■ **Written problem**:
Write out every entry precisely as given, leaving the pictures out.

■ **Information provided**:
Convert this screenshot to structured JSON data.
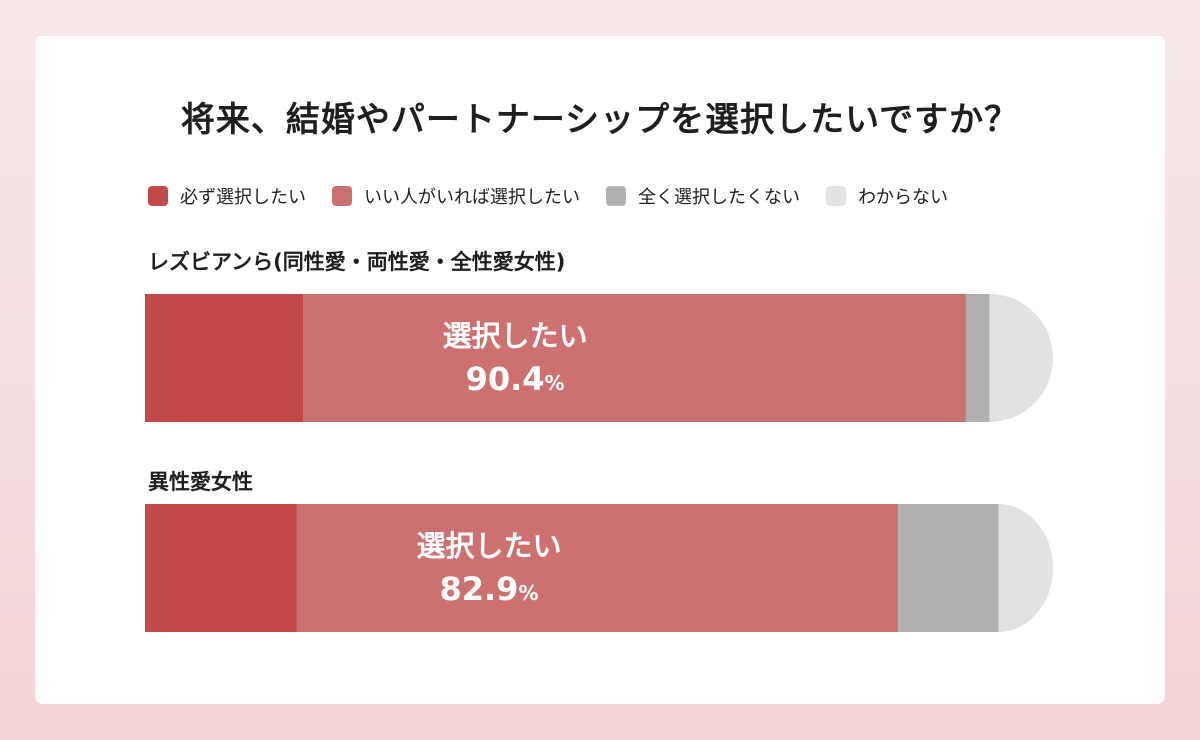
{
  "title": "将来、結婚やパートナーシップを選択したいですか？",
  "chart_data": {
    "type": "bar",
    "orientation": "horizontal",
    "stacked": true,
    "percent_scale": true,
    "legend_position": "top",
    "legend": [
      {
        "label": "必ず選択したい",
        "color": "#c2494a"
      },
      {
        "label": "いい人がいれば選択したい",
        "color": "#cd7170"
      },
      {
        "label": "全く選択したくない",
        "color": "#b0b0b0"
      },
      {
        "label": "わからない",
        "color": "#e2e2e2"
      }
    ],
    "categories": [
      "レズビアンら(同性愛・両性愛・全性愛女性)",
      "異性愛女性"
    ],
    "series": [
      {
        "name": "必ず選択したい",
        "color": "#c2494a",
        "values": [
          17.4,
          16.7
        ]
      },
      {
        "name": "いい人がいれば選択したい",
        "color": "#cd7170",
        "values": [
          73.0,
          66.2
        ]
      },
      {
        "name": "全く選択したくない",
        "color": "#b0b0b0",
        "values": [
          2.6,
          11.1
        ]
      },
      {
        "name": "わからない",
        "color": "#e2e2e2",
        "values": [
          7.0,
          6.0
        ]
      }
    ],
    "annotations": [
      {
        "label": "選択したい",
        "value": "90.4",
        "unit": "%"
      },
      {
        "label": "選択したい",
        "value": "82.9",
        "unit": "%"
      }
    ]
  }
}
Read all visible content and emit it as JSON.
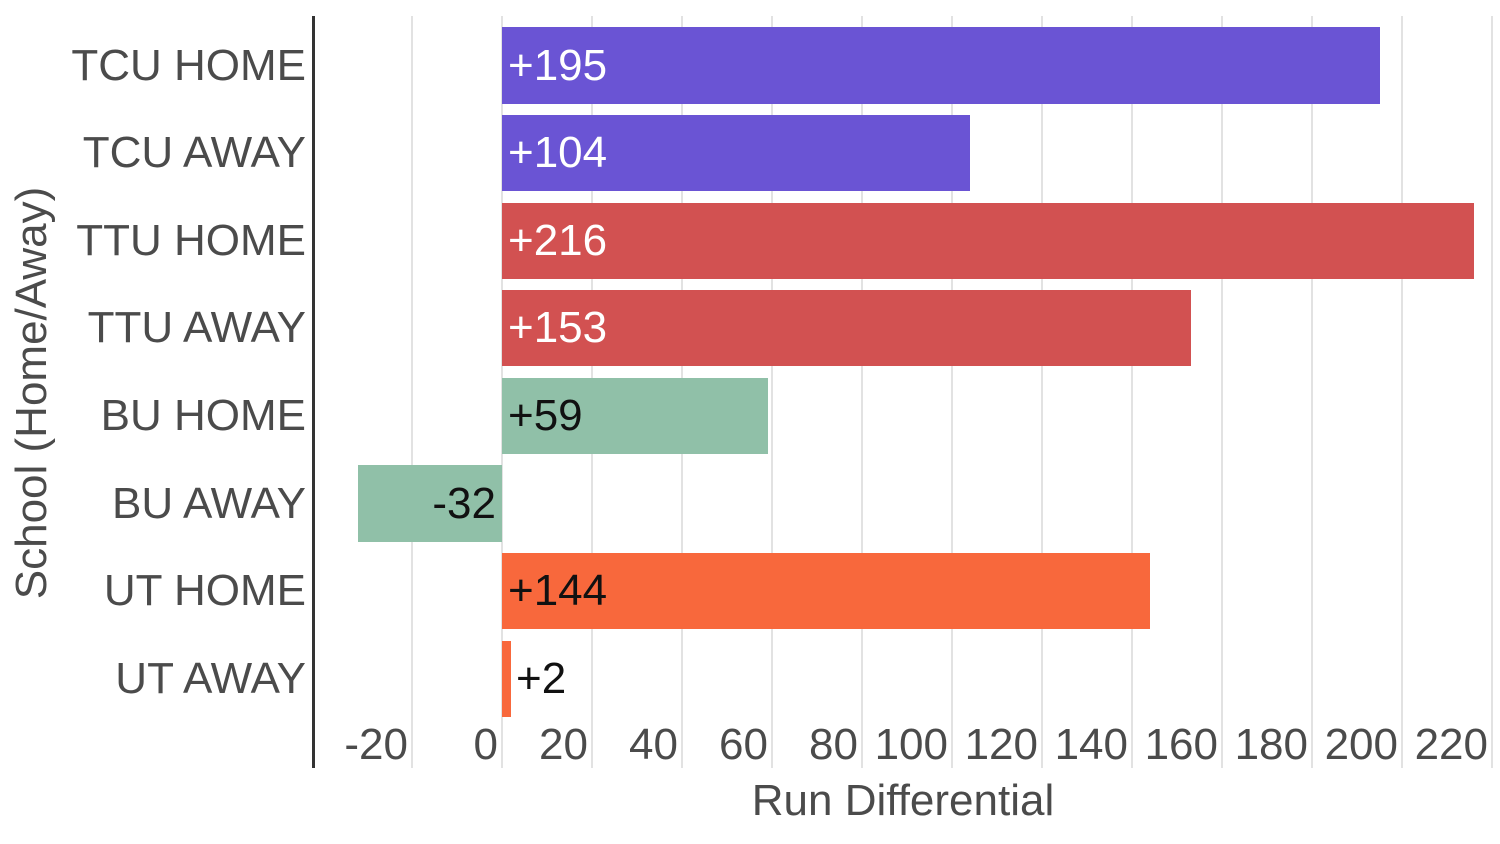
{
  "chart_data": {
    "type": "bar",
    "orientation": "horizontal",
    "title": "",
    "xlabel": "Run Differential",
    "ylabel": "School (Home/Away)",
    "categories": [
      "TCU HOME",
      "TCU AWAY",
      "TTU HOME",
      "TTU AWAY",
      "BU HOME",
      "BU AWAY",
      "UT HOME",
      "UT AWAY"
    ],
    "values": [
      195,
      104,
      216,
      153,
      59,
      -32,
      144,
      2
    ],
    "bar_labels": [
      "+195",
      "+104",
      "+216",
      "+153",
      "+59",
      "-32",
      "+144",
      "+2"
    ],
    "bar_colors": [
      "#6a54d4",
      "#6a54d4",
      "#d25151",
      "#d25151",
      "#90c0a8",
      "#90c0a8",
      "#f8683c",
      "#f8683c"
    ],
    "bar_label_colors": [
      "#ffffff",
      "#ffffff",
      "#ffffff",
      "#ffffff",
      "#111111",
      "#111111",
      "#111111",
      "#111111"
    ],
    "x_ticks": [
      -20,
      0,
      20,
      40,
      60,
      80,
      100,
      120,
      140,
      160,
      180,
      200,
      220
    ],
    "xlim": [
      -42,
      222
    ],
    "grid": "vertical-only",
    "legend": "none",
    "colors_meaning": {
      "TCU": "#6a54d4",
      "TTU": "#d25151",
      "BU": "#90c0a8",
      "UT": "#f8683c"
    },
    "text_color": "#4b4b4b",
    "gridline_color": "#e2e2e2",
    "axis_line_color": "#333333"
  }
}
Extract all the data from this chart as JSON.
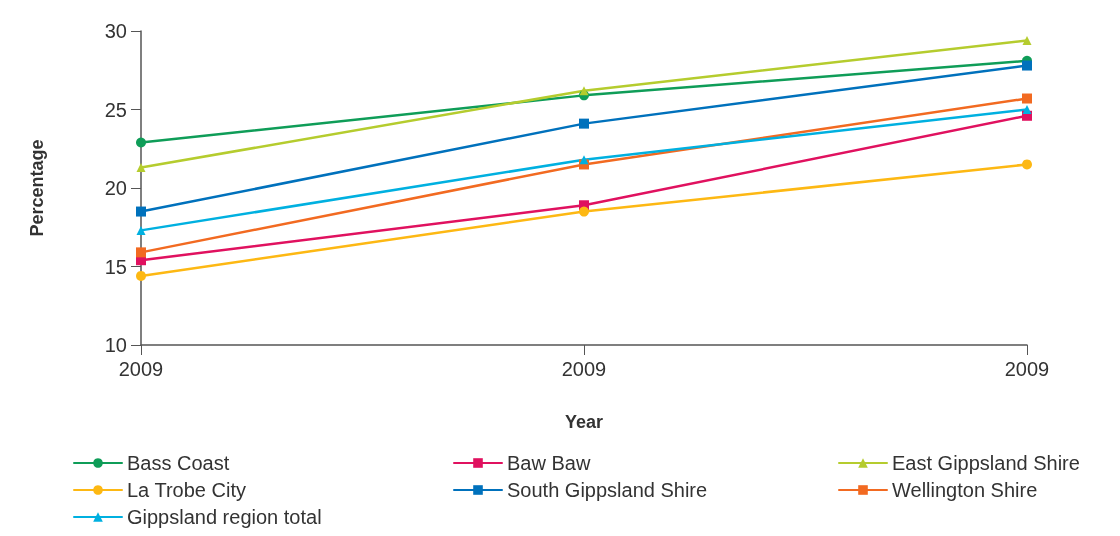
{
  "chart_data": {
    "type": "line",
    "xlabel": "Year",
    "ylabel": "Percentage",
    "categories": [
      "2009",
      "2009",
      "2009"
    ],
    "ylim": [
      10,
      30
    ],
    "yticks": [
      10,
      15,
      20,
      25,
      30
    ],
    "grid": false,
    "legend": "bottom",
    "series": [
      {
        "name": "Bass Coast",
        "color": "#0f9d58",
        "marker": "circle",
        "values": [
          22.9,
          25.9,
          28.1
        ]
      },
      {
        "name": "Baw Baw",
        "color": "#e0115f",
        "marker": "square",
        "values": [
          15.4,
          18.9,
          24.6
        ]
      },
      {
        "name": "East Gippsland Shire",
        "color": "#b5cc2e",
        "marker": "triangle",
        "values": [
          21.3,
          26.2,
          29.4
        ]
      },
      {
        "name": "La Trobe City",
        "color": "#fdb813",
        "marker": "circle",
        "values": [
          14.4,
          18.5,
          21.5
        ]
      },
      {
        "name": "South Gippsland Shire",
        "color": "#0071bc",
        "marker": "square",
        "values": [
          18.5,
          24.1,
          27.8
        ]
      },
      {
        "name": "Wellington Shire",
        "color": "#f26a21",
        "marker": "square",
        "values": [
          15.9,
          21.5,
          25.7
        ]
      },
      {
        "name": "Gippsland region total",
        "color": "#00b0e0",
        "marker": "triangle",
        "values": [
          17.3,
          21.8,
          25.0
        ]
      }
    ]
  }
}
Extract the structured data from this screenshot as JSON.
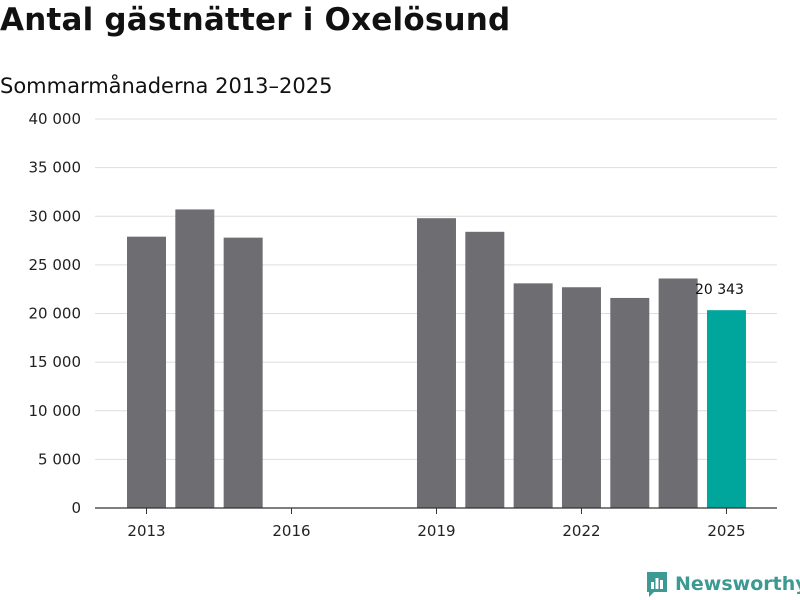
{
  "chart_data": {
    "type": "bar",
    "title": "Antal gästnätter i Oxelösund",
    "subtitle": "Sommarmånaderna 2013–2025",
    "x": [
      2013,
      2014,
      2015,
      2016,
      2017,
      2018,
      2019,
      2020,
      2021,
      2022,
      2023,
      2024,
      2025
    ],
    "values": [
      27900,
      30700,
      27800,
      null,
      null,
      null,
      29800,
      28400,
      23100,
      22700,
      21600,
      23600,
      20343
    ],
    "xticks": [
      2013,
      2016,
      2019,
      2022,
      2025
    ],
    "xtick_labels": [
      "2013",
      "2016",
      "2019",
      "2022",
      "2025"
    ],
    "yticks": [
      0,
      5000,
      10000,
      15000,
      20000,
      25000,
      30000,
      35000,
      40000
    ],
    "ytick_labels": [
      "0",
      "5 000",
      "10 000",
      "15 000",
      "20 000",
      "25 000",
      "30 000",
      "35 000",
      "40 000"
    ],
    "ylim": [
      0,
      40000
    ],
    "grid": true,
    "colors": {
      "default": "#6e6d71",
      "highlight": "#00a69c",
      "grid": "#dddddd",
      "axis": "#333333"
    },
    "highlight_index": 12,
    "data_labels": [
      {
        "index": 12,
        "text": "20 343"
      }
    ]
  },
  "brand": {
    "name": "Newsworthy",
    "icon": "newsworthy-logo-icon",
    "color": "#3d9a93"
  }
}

■ **Correct answer**:
Convert this screenshot to structured JSON data.
{
  "title": "将来、結婚やパートナーシップを選択したいですか？",
  "chart_data": {
    "type": "bar",
    "orientation": "horizontal",
    "stacked": true,
    "percent_scale": true,
    "legend_position": "top",
    "legend": [
      {
        "label": "必ず選択したい",
        "color": "#c2494a"
      },
      {
        "label": "いい人がいれば選択したい",
        "color": "#cd7170"
      },
      {
        "label": "全く選択したくない",
        "color": "#b0b0b0"
      },
      {
        "label": "わからない",
        "color": "#e2e2e2"
      }
    ],
    "categories": [
      "レズビアンら(同性愛・両性愛・全性愛女性)",
      "異性愛女性"
    ],
    "series": [
      {
        "name": "必ず選択したい",
        "color": "#c2494a",
        "values": [
          17.4,
          16.7
        ]
      },
      {
        "name": "いい人がいれば選択したい",
        "color": "#cd7170",
        "values": [
          73.0,
          66.2
        ]
      },
      {
        "name": "全く選択したくない",
        "color": "#b0b0b0",
        "values": [
          2.6,
          11.1
        ]
      },
      {
        "name": "わからない",
        "color": "#e2e2e2",
        "values": [
          7.0,
          6.0
        ]
      }
    ],
    "annotations": [
      {
        "label": "選択したい",
        "value": "90.4",
        "unit": "%"
      },
      {
        "label": "選択したい",
        "value": "82.9",
        "unit": "%"
      }
    ]
  }
}
Read all visible content and emit it as JSON.
{
  "chart_data": {
    "type": "bar",
    "orientation": "horizontal",
    "title": "",
    "xlabel": "Run Differential",
    "ylabel": "School (Home/Away)",
    "categories": [
      "TCU HOME",
      "TCU AWAY",
      "TTU HOME",
      "TTU AWAY",
      "BU HOME",
      "BU AWAY",
      "UT HOME",
      "UT AWAY"
    ],
    "values": [
      195,
      104,
      216,
      153,
      59,
      -32,
      144,
      2
    ],
    "bar_labels": [
      "+195",
      "+104",
      "+216",
      "+153",
      "+59",
      "-32",
      "+144",
      "+2"
    ],
    "bar_colors": [
      "#6a54d4",
      "#6a54d4",
      "#d25151",
      "#d25151",
      "#90c0a8",
      "#90c0a8",
      "#f8683c",
      "#f8683c"
    ],
    "bar_label_colors": [
      "#ffffff",
      "#ffffff",
      "#ffffff",
      "#ffffff",
      "#111111",
      "#111111",
      "#111111",
      "#111111"
    ],
    "x_ticks": [
      -20,
      0,
      20,
      40,
      60,
      80,
      100,
      120,
      140,
      160,
      180,
      200,
      220
    ],
    "xlim": [
      -42,
      222
    ],
    "grid": "vertical-only",
    "legend": "none",
    "colors_meaning": {
      "TCU": "#6a54d4",
      "TTU": "#d25151",
      "BU": "#90c0a8",
      "UT": "#f8683c"
    },
    "text_color": "#4b4b4b",
    "gridline_color": "#e2e2e2",
    "axis_line_color": "#333333"
  }
}
Extract all the data from this chart as JSON.
{
  "chart_data": {
    "type": "line",
    "xlabel": "Year",
    "ylabel": "Percentage",
    "categories": [
      "2009",
      "2009",
      "2009"
    ],
    "ylim": [
      10,
      30
    ],
    "yticks": [
      10,
      15,
      20,
      25,
      30
    ],
    "grid": false,
    "legend": "bottom",
    "series": [
      {
        "name": "Bass Coast",
        "color": "#0f9d58",
        "marker": "circle",
        "values": [
          22.9,
          25.9,
          28.1
        ]
      },
      {
        "name": "Baw Baw",
        "color": "#e0115f",
        "marker": "square",
        "values": [
          15.4,
          18.9,
          24.6
        ]
      },
      {
        "name": "East Gippsland Shire",
        "color": "#b5cc2e",
        "marker": "triangle",
        "values": [
          21.3,
          26.2,
          29.4
        ]
      },
      {
        "name": "La Trobe City",
        "color": "#fdb813",
        "marker": "circle",
        "values": [
          14.4,
          18.5,
          21.5
        ]
      },
      {
        "name": "South Gippsland Shire",
        "color": "#0071bc",
        "marker": "square",
        "values": [
          18.5,
          24.1,
          27.8
        ]
      },
      {
        "name": "Wellington Shire",
        "color": "#f26a21",
        "marker": "square",
        "values": [
          15.9,
          21.5,
          25.7
        ]
      },
      {
        "name": "Gippsland region total",
        "color": "#00b0e0",
        "marker": "triangle",
        "values": [
          17.3,
          21.8,
          25.0
        ]
      }
    ]
  }
}
Extract the structured data from this screenshot as JSON.
{
  "chart_data": {
    "type": "bar",
    "title": "Antal gästnätter i Oxelösund",
    "subtitle": "Sommarmånaderna 2013–2025",
    "x": [
      2013,
      2014,
      2015,
      2016,
      2017,
      2018,
      2019,
      2020,
      2021,
      2022,
      2023,
      2024,
      2025
    ],
    "values": [
      27900,
      30700,
      27800,
      null,
      null,
      null,
      29800,
      28400,
      23100,
      22700,
      21600,
      23600,
      20343
    ],
    "xticks": [
      2013,
      2016,
      2019,
      2022,
      2025
    ],
    "xtick_labels": [
      "2013",
      "2016",
      "2019",
      "2022",
      "2025"
    ],
    "yticks": [
      0,
      5000,
      10000,
      15000,
      20000,
      25000,
      30000,
      35000,
      40000
    ],
    "ytick_labels": [
      "0",
      "5 000",
      "10 000",
      "15 000",
      "20 000",
      "25 000",
      "30 000",
      "35 000",
      "40 000"
    ],
    "ylim": [
      0,
      40000
    ],
    "grid": true,
    "colors": {
      "default": "#6e6d71",
      "highlight": "#00a69c",
      "grid": "#dddddd",
      "axis": "#333333"
    },
    "highlight_index": 12,
    "data_labels": [
      {
        "index": 12,
        "text": "20 343"
      }
    ]
  },
  "brand": {
    "name": "Newsworthy",
    "icon": "newsworthy-logo-icon",
    "color": "#3d9a93"
  }
}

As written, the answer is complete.